(Dataset entries)
________

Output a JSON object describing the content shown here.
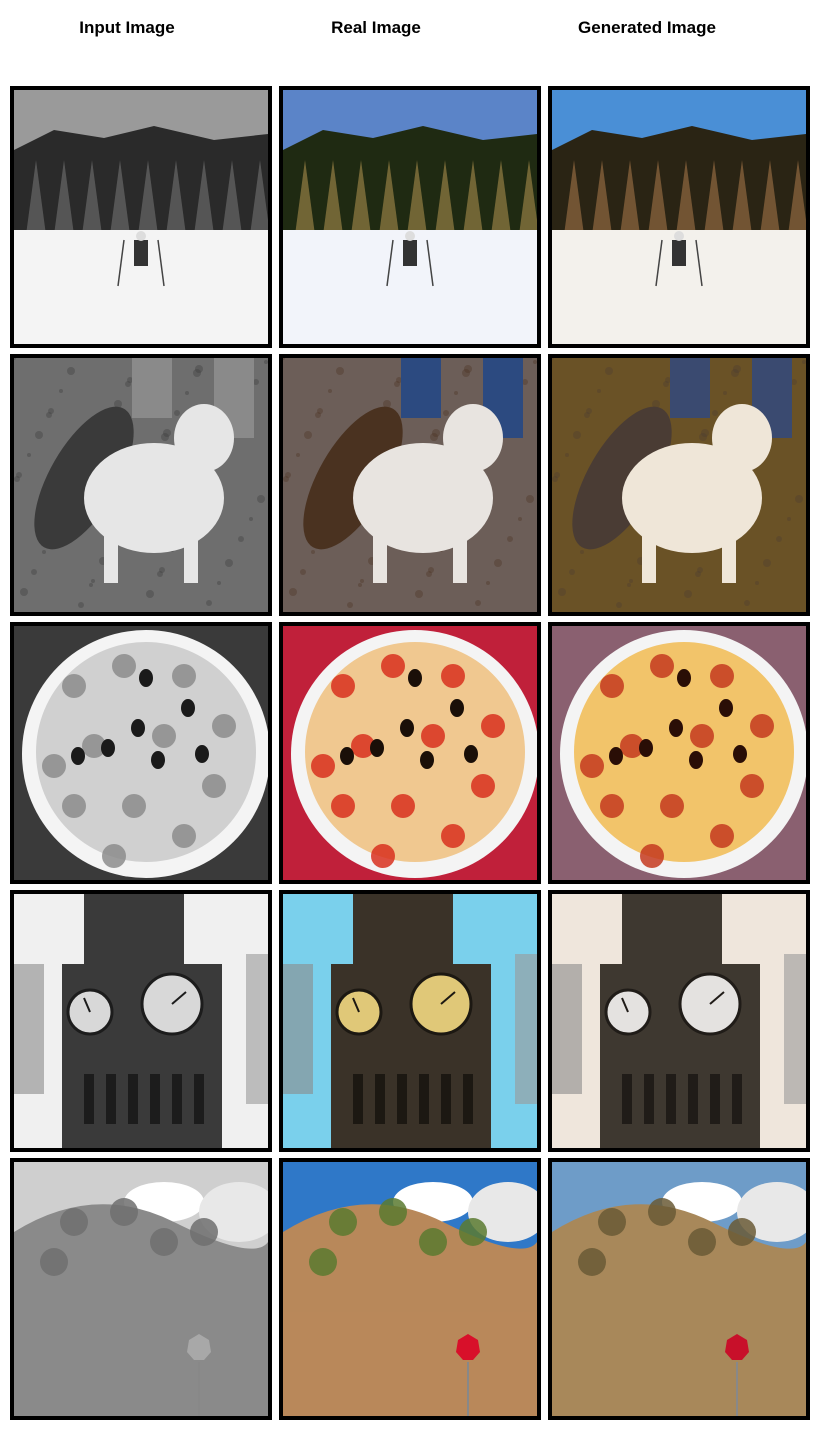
{
  "headers": {
    "input": "Input Image",
    "real": "Real Image",
    "generated": "Generated Image"
  },
  "rows": [
    {
      "scene": "skier-in-snowy-forest",
      "variants": {
        "input": {
          "sky": "#9a9a9a",
          "ground": "#f4f4f4",
          "accent": "#5a5a5a",
          "dark": "#2a2a2a"
        },
        "real": {
          "sky": "#5b84c8",
          "ground": "#f2f4fa",
          "accent": "#7a6b3a",
          "dark": "#1f2a12"
        },
        "generated": {
          "sky": "#4a8fd6",
          "ground": "#f3f1ec",
          "accent": "#7a5a36",
          "dark": "#2a2414"
        }
      }
    },
    {
      "scene": "dog-with-hat-on-gravel",
      "variants": {
        "input": {
          "sky": "#8a8a8a",
          "ground": "#6e6e6e",
          "accent": "#3a3a3a",
          "dark": "#e6e6e6"
        },
        "real": {
          "sky": "#2c4a80",
          "ground": "#6c5e58",
          "accent": "#4a3220",
          "dark": "#e8e4e0"
        },
        "generated": {
          "sky": "#3a4a70",
          "ground": "#6a5226",
          "accent": "#4a3c34",
          "dark": "#efe6d8"
        }
      }
    },
    {
      "scene": "pepperoni-pizza",
      "variants": {
        "input": {
          "sky": "#3a3a3a",
          "ground": "#d0d0d0",
          "accent": "#8c8c8c",
          "dark": "#1a1a1a"
        },
        "real": {
          "sky": "#c0203a",
          "ground": "#f0c890",
          "accent": "#d8301e",
          "dark": "#1a0f08"
        },
        "generated": {
          "sky": "#8a6070",
          "ground": "#f2c46a",
          "accent": "#c43a1e",
          "dark": "#2a0e06"
        }
      }
    },
    {
      "scene": "clock-tower",
      "variants": {
        "input": {
          "sky": "#f0f0f0",
          "ground": "#3a3a3a",
          "accent": "#d8d8d8",
          "dark": "#1c1c1c"
        },
        "real": {
          "sky": "#7ad0ec",
          "ground": "#3a3228",
          "accent": "#e0c878",
          "dark": "#1c1812"
        },
        "generated": {
          "sky": "#efe6dc",
          "ground": "#3e3830",
          "accent": "#e4e2e0",
          "dark": "#201c18"
        }
      }
    },
    {
      "scene": "hillside-with-stop-sign",
      "variants": {
        "input": {
          "sky": "#cfcfcf",
          "ground": "#8a8a8a",
          "accent": "#6e6e6e",
          "dark": "#a8a8a8"
        },
        "real": {
          "sky": "#2f78c8",
          "ground": "#b8885a",
          "accent": "#5a7a30",
          "dark": "#d8102a"
        },
        "generated": {
          "sky": "#6e9cc8",
          "ground": "#a8885a",
          "accent": "#6a5a36",
          "dark": "#c8102a"
        }
      }
    }
  ]
}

________

== The problem ==
Output the lines above in full and exactly as given, omitting any pictures.

== Result of this exercise ==
Output a JSON object describing the content shown here.
{
  "headers": {
    "input": "Input Image",
    "real": "Real Image",
    "generated": "Generated Image"
  },
  "rows": [
    {
      "scene": "skier-in-snowy-forest",
      "variants": {
        "input": {
          "sky": "#9a9a9a",
          "ground": "#f4f4f4",
          "accent": "#5a5a5a",
          "dark": "#2a2a2a"
        },
        "real": {
          "sky": "#5b84c8",
          "ground": "#f2f4fa",
          "accent": "#7a6b3a",
          "dark": "#1f2a12"
        },
        "generated": {
          "sky": "#4a8fd6",
          "ground": "#f3f1ec",
          "accent": "#7a5a36",
          "dark": "#2a2414"
        }
      }
    },
    {
      "scene": "dog-with-hat-on-gravel",
      "variants": {
        "input": {
          "sky": "#8a8a8a",
          "ground": "#6e6e6e",
          "accent": "#3a3a3a",
          "dark": "#e6e6e6"
        },
        "real": {
          "sky": "#2c4a80",
          "ground": "#6c5e58",
          "accent": "#4a3220",
          "dark": "#e8e4e0"
        },
        "generated": {
          "sky": "#3a4a70",
          "ground": "#6a5226",
          "accent": "#4a3c34",
          "dark": "#efe6d8"
        }
      }
    },
    {
      "scene": "pepperoni-pizza",
      "variants": {
        "input": {
          "sky": "#3a3a3a",
          "ground": "#d0d0d0",
          "accent": "#8c8c8c",
          "dark": "#1a1a1a"
        },
        "real": {
          "sky": "#c0203a",
          "ground": "#f0c890",
          "accent": "#d8301e",
          "dark": "#1a0f08"
        },
        "generated": {
          "sky": "#8a6070",
          "ground": "#f2c46a",
          "accent": "#c43a1e",
          "dark": "#2a0e06"
        }
      }
    },
    {
      "scene": "clock-tower",
      "variants": {
        "input": {
          "sky": "#f0f0f0",
          "ground": "#3a3a3a",
          "accent": "#d8d8d8",
          "dark": "#1c1c1c"
        },
        "real": {
          "sky": "#7ad0ec",
          "ground": "#3a3228",
          "accent": "#e0c878",
          "dark": "#1c1812"
        },
        "generated": {
          "sky": "#efe6dc",
          "ground": "#3e3830",
          "accent": "#e4e2e0",
          "dark": "#201c18"
        }
      }
    },
    {
      "scene": "hillside-with-stop-sign",
      "variants": {
        "input": {
          "sky": "#cfcfcf",
          "ground": "#8a8a8a",
          "accent": "#6e6e6e",
          "dark": "#a8a8a8"
        },
        "real": {
          "sky": "#2f78c8",
          "ground": "#b8885a",
          "accent": "#5a7a30",
          "dark": "#d8102a"
        },
        "generated": {
          "sky": "#6e9cc8",
          "ground": "#a8885a",
          "accent": "#6a5a36",
          "dark": "#c8102a"
        }
      }
    }
  ]
}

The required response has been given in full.